- Exercise prompt: Transcribe each record exactly. Include every one.

- Task inputs:
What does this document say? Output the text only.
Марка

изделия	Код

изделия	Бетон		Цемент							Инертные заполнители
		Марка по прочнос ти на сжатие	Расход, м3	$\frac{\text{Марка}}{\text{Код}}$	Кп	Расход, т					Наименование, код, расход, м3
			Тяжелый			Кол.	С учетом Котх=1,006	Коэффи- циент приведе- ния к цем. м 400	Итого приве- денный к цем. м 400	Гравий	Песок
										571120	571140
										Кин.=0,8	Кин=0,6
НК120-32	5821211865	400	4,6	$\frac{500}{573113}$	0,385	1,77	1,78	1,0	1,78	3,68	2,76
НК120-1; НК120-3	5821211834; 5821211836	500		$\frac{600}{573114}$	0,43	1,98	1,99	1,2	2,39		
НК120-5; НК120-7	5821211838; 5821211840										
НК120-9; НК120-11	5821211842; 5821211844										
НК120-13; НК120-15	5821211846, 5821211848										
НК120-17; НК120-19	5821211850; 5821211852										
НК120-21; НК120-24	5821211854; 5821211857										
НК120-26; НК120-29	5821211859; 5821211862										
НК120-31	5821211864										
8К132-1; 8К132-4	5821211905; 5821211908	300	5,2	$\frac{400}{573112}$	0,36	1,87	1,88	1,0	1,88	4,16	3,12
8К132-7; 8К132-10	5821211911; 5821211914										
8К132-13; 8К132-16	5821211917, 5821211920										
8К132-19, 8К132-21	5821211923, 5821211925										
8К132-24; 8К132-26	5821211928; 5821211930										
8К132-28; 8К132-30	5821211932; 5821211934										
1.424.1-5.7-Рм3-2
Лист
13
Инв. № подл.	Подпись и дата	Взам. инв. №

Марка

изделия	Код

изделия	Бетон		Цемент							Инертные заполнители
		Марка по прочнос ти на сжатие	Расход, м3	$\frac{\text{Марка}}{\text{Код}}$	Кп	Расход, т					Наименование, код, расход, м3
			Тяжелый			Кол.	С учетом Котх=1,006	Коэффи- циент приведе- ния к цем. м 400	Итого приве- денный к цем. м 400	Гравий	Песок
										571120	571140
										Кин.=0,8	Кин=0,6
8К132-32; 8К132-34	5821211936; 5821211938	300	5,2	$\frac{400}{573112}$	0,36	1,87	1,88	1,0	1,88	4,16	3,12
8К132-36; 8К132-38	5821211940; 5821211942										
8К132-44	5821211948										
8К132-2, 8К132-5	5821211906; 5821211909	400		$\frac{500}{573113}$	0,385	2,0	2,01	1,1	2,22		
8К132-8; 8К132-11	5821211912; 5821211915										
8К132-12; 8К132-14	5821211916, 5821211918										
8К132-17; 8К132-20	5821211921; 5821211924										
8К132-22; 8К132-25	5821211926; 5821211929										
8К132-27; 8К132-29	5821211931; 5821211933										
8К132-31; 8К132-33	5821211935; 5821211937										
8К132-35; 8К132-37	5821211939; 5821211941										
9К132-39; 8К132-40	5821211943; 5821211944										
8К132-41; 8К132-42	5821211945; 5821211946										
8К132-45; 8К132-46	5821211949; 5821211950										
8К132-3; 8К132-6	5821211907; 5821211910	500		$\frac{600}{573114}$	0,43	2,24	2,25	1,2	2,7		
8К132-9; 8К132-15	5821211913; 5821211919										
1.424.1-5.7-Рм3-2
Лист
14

- Output for this exercise:
What does this document say? Output the text only.
Марка

изделия	Код

изделия	Бетон		Цемент							Инертные заполнители
		Марка по прочнос ти на сжатие	Расход, м3	$\frac{\text{Марка}}{\text{Код}}$	Кп	Расход, т					Наименование, код, расход, м3
			Тяжелый			Кол.	С учетом Котх=1,006	Коэффи- циент приведе- ния к цем. м 400	Итого приве- денный к цем. м 400	Гравий	Песок
										571120	571140
										Кин.=0,8	Кин=0,6
НК120-32	5821211865	400	4,6	$\frac{500}{573113}$	0,385	1,77	1,78	1,0	1,78	3,68	2,76
НК120-1; НК120-3	5821211834; 5821211836	500		$\frac{600}{573114}$	0,43	1,98	1,99	1,2	2,39		
НК120-5; НК120-7	5821211838; 5821211840										
НК120-9; НК120-11	5821211842; 5821211844										
НК120-13; НК120-15	5821211846, 5821211848										
НК120-17; НК120-19	5821211850; 5821211852										
НК120-21; НК120-24	5821211854; 5821211857										
НК120-26; НК120-29	5821211859; 5821211862										
НК120-31	5821211864										
8К132-1; 8К132-4	5821211905; 5821211908	300	5,2	$\frac{400}{573112}$	0,36	1,87	1,88	1,0	1,88	4,16	3,12
8К132-7; 8К132-10	5821211911; 5821211914										
8К132-13; 8К132-16	5821211917, 5821211920										
8К132-19, 8К132-21	5821211923, 5821211925										
8К132-24; 8К132-26	5821211928; 5821211930										
8К132-28; 8К132-30	5821211932; 5821211934										
1.424.1-5.7-Рм3-2
Лист
13
Инв. № подл.	Подпись и дата	Взам. инв. №

Марка

изделия	Код

изделия	Бетон		Цемент							Инертные заполнители
		Марка по прочнос ти на сжатие	Расход, м3	$\frac{\text{Марка}}{\text{Код}}$	Кп	Расход, т					Наименование, код, расход, м3
			Тяжелый			Кол.	С учетом Котх=1,006	Коэффи- циент приведе- ния к цем. м 400	Итого приве- денный к цем. м 400	Гравий	Песок
										571120	571140
										Кин.=0,8	Кин=0,6
8К132-32; 8К132-34	5821211936; 5821211938	300	5,2	$\frac{400}{573112}$	0,36	1,87	1,88	1,0	1,88	4,16	3,12
8К132-36; 8К132-38	5821211940; 5821211942										
8К132-44	5821211948										
8К132-2, 8К132-5	5821211906; 5821211909	400		$\frac{500}{573113}$	0,385	2,0	2,01	1,1	2,22		
8К132-8; 8К132-11	5821211912; 5821211915										
8К132-12; 8К132-14	5821211916, 5821211918										
8К132-17; 8К132-20	5821211921; 5821211924										
8К132-22; 8К132-25	5821211926; 5821211929										
8К132-27; 8К132-29	5821211931; 5821211933										
8К132-31; 8К132-33	5821211935; 5821211937										
8К132-35; 8К132-37	5821211939; 5821211941										
9К132-39; 8К132-40	5821211943; 5821211944										
8К132-41; 8К132-42	5821211945; 5821211946										
8К132-45; 8К132-46	5821211949; 5821211950										
8К132-3; 8К132-6	5821211907; 5821211910	500		$\frac{600}{573114}$	0,43	2,24	2,25	1,2	2,7		
8К132-9; 8К132-15	5821211913; 5821211919										
1.424.1-5.7-Рм3-2
Лист
14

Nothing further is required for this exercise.